Input material =
=======

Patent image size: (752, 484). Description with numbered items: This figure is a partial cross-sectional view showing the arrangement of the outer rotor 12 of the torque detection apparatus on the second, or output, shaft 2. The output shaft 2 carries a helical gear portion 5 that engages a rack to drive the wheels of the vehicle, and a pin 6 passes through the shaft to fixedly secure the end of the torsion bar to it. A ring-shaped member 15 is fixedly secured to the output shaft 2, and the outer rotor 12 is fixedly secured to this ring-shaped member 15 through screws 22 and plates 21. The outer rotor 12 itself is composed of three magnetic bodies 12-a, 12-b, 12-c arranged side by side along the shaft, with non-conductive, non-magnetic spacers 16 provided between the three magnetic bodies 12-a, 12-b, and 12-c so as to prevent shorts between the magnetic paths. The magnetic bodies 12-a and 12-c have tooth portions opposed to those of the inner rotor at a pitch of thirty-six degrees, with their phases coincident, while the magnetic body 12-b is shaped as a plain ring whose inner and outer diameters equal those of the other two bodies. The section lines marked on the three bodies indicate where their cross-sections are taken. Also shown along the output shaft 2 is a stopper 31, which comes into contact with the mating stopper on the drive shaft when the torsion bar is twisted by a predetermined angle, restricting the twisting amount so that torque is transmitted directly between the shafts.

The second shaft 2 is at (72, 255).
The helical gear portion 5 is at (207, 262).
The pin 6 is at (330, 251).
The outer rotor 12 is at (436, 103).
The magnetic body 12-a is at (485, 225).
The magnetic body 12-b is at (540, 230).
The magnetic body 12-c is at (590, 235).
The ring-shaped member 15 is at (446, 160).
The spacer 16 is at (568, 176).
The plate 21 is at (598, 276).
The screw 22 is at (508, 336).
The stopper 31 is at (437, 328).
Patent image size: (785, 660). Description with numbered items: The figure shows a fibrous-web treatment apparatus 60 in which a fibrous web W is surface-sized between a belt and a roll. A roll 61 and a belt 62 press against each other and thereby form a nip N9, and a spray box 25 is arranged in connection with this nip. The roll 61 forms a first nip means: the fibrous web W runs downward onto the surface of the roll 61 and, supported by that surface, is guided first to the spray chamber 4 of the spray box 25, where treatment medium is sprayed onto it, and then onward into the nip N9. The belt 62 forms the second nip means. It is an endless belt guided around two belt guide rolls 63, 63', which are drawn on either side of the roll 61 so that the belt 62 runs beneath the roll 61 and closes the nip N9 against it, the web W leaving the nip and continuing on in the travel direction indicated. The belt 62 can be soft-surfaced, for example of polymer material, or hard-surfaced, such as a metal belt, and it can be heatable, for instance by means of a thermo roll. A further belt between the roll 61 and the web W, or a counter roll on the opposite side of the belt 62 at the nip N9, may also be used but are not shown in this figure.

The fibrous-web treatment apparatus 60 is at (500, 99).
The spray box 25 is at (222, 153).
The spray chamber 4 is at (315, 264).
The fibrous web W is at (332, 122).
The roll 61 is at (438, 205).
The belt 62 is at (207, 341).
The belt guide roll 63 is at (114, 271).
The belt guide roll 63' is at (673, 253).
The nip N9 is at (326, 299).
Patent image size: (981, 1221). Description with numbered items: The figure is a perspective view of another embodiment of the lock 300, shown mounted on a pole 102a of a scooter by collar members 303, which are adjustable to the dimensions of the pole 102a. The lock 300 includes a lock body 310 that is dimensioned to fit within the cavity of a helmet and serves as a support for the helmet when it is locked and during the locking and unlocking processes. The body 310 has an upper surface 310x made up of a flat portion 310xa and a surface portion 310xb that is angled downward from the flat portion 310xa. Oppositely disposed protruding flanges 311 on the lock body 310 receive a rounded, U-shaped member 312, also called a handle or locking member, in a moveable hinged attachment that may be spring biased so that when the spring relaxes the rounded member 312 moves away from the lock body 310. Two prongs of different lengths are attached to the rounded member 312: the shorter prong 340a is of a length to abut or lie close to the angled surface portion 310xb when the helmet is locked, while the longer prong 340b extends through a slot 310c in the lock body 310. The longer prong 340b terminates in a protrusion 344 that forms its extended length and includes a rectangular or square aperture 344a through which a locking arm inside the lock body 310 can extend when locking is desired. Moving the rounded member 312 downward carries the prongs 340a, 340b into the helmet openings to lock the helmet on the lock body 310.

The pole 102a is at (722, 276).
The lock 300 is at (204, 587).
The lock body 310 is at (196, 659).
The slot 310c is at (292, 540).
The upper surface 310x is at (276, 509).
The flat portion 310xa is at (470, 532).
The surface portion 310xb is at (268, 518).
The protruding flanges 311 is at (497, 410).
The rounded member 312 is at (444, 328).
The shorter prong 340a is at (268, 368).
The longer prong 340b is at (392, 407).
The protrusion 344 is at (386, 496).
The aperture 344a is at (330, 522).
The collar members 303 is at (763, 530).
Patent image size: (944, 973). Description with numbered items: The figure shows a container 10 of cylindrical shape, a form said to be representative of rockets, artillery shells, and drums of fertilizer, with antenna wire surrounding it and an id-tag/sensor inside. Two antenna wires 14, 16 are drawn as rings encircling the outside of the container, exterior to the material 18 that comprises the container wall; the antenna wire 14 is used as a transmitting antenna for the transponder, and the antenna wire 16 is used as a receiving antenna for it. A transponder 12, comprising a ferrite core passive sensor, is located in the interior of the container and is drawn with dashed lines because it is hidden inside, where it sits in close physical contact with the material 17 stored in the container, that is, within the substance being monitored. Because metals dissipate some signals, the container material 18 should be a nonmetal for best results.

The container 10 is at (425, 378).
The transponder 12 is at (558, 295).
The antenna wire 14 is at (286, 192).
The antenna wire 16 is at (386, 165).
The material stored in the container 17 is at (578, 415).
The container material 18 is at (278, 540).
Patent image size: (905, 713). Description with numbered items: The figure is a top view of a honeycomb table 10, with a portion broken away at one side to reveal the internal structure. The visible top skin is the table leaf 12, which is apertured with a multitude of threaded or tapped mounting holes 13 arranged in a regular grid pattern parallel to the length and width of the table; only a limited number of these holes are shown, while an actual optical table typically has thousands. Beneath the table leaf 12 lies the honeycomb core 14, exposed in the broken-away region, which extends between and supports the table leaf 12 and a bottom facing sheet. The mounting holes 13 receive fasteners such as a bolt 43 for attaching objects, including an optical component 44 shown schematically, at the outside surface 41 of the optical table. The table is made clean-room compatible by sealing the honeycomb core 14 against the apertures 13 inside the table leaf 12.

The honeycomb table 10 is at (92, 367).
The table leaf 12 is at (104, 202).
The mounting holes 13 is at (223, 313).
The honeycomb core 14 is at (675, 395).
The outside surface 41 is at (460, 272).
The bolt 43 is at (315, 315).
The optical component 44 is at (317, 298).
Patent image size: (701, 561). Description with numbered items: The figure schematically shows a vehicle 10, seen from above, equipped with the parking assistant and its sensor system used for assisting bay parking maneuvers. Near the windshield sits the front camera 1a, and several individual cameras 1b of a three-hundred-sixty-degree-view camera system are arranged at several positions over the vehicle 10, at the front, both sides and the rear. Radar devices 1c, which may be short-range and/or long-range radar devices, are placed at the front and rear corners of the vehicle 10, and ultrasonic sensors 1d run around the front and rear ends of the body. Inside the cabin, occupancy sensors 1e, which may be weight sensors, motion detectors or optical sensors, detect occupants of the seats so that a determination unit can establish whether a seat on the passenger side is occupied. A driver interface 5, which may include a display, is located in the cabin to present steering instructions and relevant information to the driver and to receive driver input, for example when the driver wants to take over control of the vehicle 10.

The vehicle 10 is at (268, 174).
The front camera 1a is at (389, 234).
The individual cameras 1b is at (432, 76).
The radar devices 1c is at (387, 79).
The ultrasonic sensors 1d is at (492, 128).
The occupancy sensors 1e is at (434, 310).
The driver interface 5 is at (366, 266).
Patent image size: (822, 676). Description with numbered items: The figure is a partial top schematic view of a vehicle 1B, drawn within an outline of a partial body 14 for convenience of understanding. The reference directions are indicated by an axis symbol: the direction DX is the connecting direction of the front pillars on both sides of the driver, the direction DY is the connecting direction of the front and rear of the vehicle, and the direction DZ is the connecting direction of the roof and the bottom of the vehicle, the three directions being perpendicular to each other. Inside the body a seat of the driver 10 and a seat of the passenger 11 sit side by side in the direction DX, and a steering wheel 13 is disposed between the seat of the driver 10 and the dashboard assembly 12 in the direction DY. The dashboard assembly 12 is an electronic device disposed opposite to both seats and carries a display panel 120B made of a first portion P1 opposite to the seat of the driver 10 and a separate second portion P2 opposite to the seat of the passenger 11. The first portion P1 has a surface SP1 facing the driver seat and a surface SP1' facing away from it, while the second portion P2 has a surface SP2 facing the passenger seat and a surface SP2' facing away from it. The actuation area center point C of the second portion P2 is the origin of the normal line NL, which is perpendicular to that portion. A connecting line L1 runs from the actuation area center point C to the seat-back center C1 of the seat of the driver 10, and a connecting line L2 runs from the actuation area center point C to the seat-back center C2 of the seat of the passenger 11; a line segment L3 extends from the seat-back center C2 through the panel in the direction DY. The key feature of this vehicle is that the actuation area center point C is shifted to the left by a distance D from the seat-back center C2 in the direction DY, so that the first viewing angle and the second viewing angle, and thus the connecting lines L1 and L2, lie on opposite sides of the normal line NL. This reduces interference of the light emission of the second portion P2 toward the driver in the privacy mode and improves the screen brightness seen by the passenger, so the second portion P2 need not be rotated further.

=======

Retype the data between the line holding "Patent image size: (701, 561)." and the line holding "The driver interface 5 is at (366, 266).", inclusive, with no changes.

Patent image size: (701, 561). Description with numbered items: The figure schematically shows a vehicle 10, seen from above, equipped with the parking assistant and its sensor system used for assisting bay parking maneuvers. Near the windshield sits the front camera 1a, and several individual cameras 1b of a three-hundred-sixty-degree-view camera system are arranged at several positions over the vehicle 10, at the front, both sides and the rear. Radar devices 1c, which may be short-range and/or long-range radar devices, are placed at the front and rear corners of the vehicle 10, and ultrasonic sensors 1d run around the front and rear ends of the body. Inside the cabin, occupancy sensors 1e, which may be weight sensors, motion detectors or optical sensors, detect occupants of the seats so that a determination unit can establish whether a seat on the passenger side is occupied. A driver interface 5, which may include a display, is located in the cabin to present steering instructions and relevant information to the driver and to receive driver input, for example when the driver wants to take over control of the vehicle 10.

The vehicle 10 is at (268, 174).
The front camera 1a is at (389, 234).
The individual cameras 1b is at (432, 76).
The radar devices 1c is at (387, 79).
The ultrasonic sensors 1d is at (492, 128).
The occupancy sensors 1e is at (434, 310).
The driver interface 5 is at (366, 266).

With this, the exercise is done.